## CONSIGNE
Prolongez le texte sur la façon dont l'humanité évite de regarder ses problèmes en face, en reprenant juste après sa dernière phrase.

## TEXTE FOURNI
╔══

La première des stratégies, et non des moindres dans la psychologie humaine, c’est de faire l’autruche, mais avouons-le tout de suite cela ne marche qu’un temps, les problèmes qui se résolvent d’eux-mêmes ne sont pas si nombreux que cela. Pour ne pas dire inexistants. Ils reviennent toujours comme le boomerang avec deux fois plus d’effets…
L’humanité serait plus inspirée à traiter les causes. C’est la meilleure solution à long terme mais c’est aussi la plus coûteuse à court terme et pas seulement financièrement. Pour notre malheur actuel, la paresse étant ce qui a permis à l’humanité d’évoluer, en cherchant à se rendre la vie plus facile, c’est souvent le choix le moins contraignant qui est adopté, sans se douter, ou plus surement, en éludant les conséquences futures des choix contemporains. La préférence pour le présent n’est pas sans conséquence : elle peut être instinctive et sauver la vie, quand l’urgence absolue conduit à s’extraire d’une situation dramatique, mais elle peut être aussi une forme de procrastination bien dangereuse quand les pots cassés sont renvoyés aux calendes grecques.
Quand l’être humain invente le moteur à explosion, cette avancée technologique lui permet de conquérir le monde en abolissant l’espace et dans une moindre mesure le temps, sans se douter qu’elle va occasionner en moins de deux siècles une des plus grandes tragédies que l’Humanité s’apprête à connaître, peut-être même sa survie. Pour deux siècles de confort, l’humanité hypothèque son futur en brulant des millions d’années de dépôt de carbone en un claquement de doigt. Homo sapiens est pressé, toujours plus vite, plus haut, plus fort, en oubliant la finitude des choses et en affirmant toujours sa préférence pour le présent, en se disant que le remède finira bien par être trouvé, plus tard, par d’autres.
Les crises sont multiples aujourd’hui, les symptômes sont innombrables et ces alertes ne sont pas prises à la mesure de ce qu’elles devraient être. Quelques génies trouveront bien une solution à tous nos maux, il y a une permanence de la pensée magique dans nos sociétés prétendument rationnelles. Des aspirateurs à carbone, des désintégrateurs de pollution, entre science-fiction et école des sorciers l’espoir ne fait pas seulement vivre, il permet tout autant de se donner bonne conscience. Pour être certains de ne pas être importunés par une réalité désastreuse, l’attention est portée sur des dérivatifs : le loisir, le monde imaginaire. Plus tragiquement, le bouc émissaire est une autre technique, vieille comme le monde, rendre responsable de tous les malheurs du monde une personne ou une catégorie de personnes.

╚══

## DONNÉES FOURNIES
╔══

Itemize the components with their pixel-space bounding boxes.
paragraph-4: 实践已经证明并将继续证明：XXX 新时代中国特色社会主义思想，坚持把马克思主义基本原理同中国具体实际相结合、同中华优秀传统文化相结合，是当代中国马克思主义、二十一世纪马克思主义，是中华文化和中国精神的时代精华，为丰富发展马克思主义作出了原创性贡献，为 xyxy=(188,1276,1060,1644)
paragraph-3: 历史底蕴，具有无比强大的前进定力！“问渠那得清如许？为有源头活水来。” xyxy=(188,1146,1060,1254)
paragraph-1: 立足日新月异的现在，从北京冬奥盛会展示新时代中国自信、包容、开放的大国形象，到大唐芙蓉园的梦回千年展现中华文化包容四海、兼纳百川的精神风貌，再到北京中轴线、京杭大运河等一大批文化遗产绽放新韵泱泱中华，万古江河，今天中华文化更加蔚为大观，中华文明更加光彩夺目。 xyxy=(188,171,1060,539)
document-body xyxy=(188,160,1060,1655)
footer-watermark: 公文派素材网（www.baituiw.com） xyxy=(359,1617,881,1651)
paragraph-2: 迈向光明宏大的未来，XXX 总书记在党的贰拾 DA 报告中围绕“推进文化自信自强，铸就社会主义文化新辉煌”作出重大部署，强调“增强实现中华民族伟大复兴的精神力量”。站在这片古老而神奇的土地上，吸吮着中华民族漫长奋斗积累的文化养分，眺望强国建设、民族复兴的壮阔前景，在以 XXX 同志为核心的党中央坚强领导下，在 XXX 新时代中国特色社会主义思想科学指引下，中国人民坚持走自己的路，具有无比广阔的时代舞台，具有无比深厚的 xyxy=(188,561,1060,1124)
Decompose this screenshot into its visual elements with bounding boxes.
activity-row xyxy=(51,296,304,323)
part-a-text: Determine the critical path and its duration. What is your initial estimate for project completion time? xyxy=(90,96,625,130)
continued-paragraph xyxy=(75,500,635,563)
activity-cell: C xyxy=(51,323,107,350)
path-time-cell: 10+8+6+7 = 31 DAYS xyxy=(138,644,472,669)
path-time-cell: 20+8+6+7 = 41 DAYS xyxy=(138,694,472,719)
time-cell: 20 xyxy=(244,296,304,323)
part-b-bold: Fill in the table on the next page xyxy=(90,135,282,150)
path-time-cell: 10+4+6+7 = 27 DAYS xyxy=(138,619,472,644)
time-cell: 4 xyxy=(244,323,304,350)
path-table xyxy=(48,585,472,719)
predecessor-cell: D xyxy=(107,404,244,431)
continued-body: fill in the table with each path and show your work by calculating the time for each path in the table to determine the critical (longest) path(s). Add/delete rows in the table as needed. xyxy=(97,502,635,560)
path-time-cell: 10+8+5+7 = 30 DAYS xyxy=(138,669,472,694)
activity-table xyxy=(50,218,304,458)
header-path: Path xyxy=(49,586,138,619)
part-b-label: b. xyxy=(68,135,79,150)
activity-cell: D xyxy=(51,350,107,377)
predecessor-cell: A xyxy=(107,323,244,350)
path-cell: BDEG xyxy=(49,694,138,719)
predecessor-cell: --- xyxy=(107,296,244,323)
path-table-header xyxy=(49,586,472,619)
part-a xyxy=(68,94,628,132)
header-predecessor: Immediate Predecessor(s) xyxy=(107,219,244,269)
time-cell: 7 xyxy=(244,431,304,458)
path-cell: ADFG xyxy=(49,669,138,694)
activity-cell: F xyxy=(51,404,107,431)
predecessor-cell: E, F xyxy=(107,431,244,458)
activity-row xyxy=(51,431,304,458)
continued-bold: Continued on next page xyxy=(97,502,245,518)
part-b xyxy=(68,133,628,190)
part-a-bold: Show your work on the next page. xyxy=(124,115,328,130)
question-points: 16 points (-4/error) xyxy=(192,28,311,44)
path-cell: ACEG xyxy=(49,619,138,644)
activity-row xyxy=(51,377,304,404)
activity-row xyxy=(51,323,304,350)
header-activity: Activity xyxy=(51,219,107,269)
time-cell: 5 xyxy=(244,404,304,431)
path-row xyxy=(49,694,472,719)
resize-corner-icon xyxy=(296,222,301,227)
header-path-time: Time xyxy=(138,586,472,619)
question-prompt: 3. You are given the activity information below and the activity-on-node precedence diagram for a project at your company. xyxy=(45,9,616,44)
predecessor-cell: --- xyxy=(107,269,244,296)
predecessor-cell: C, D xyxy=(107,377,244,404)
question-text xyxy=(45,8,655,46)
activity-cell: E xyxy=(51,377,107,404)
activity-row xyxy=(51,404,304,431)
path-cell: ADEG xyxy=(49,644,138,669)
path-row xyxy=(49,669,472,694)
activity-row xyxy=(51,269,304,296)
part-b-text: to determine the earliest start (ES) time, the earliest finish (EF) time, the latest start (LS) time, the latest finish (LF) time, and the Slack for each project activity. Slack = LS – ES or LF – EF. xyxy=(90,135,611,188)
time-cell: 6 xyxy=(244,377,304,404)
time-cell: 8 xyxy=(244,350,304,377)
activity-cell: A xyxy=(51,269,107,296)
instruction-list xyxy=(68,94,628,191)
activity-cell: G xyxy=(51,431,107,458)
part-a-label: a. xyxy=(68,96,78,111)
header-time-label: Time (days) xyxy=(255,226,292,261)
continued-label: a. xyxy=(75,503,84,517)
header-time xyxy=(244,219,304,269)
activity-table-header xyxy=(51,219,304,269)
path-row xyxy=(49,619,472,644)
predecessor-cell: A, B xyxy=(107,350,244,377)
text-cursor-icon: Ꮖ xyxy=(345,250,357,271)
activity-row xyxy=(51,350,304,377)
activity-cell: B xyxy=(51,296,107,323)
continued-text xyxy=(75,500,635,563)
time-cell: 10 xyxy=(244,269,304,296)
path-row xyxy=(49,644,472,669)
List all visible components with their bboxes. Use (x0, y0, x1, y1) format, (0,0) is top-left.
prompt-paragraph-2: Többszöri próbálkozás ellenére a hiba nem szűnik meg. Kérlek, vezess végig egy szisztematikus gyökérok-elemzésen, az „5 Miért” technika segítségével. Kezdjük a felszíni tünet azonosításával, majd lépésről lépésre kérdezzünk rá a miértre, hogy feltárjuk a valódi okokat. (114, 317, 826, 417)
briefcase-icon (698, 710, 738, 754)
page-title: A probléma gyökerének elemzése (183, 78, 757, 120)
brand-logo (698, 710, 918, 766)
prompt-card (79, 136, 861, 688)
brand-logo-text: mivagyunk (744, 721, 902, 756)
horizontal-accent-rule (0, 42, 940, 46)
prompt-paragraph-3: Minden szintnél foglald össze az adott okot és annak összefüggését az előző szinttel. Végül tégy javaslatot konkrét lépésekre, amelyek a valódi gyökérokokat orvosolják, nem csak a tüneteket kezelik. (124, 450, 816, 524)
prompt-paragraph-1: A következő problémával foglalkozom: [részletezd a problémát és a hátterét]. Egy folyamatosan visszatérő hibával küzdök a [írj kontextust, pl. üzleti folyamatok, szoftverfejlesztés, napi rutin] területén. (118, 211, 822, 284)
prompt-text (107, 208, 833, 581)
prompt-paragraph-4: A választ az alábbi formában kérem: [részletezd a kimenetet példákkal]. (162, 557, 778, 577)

╚══

## RÉPONSE ATTENDUE
Il y a un mensonge qui est savamment entretenu : c’est croire que tout pourra changer sans ne rien changer à ce que nous sommes, ce à quoi nous aspirons. Notre mode de vie est destructeur de l’écosystème dans lequel nous vivons. Nous pouvons réduire notre empreinte, mais les efforts à faire ne peuvent se résumer à acheter des appareils moins consommateurs d’énergies : leurs multiplications annihilent tous les efforts vertueux. Penser que nous sommes trop nombreux sur terre également : c’est un prétexte à ne pas voir que le problème n’est pas le nombre, mais ce que chacun fait. Si les humains consommaient tous comme des habitants des pays développés, l’humanité serait déjà condamnée. A contrario, consommer comme les habitants les moins énergivores pourrait permettre à la terre de souffler quelque peu. Il y a sur cet argument un vrai danger, certains considérants comme inéluctable de réduire de manière drastique la population mondiale pour permettre à quelques-uns de continuer à assumer un mode de vie mortifère. C’est peut-être là un des changements majeurs dans la perception qu’ont les élites des autres humains, avec les dérives autoritaires et sécuritaires que nous connaissons, la mise en place d’une société contrôlée pour se préparer à des lendemains qui déchantent. La déshumanisation progressive de la majorité de la population par une élite se considérant comme élue, comme dans les pires dystopies de la littérature ou du cinéma. Bienvenue à Gattaca est à nos portes si nous n’y prenons pas garde.
Penser le monde soutenable de demain demande une once de courage, pour affronter la réalité, accepter les adaptations, assumer les renoncements.
Cela n’empêche pas de gérer les conséquences et la fièvre qui s’emparent du monde. Sans rajouter du malheur au malheur. Il faut s’adapter devant un état de fait. Et pour cela s’ouvrir à l’autre. On ne peut pas revendiquer un héritage spirituel de fraternité et fermer sa porte à ceux qui en ont besoin. La aussi, il faut dépasser sa paresse et accepter de s’ouvrir. Et pas seulement aux capitaux. Et plus surement, c’est bien la dernière chose à laquelle il faut s’ouvrir, les capitaux.
Affronter la réalité c’est la faire sienne. C’est l’embrasser, avec ce qu’elle a de beau mais aussi de laideur. C’est accepter aussi de prendre sa part dans celle-ci. Si c’est souvent la faute des autres, chacun peut être responsable, par le fait de faire, ou au contraire de ne pas faire.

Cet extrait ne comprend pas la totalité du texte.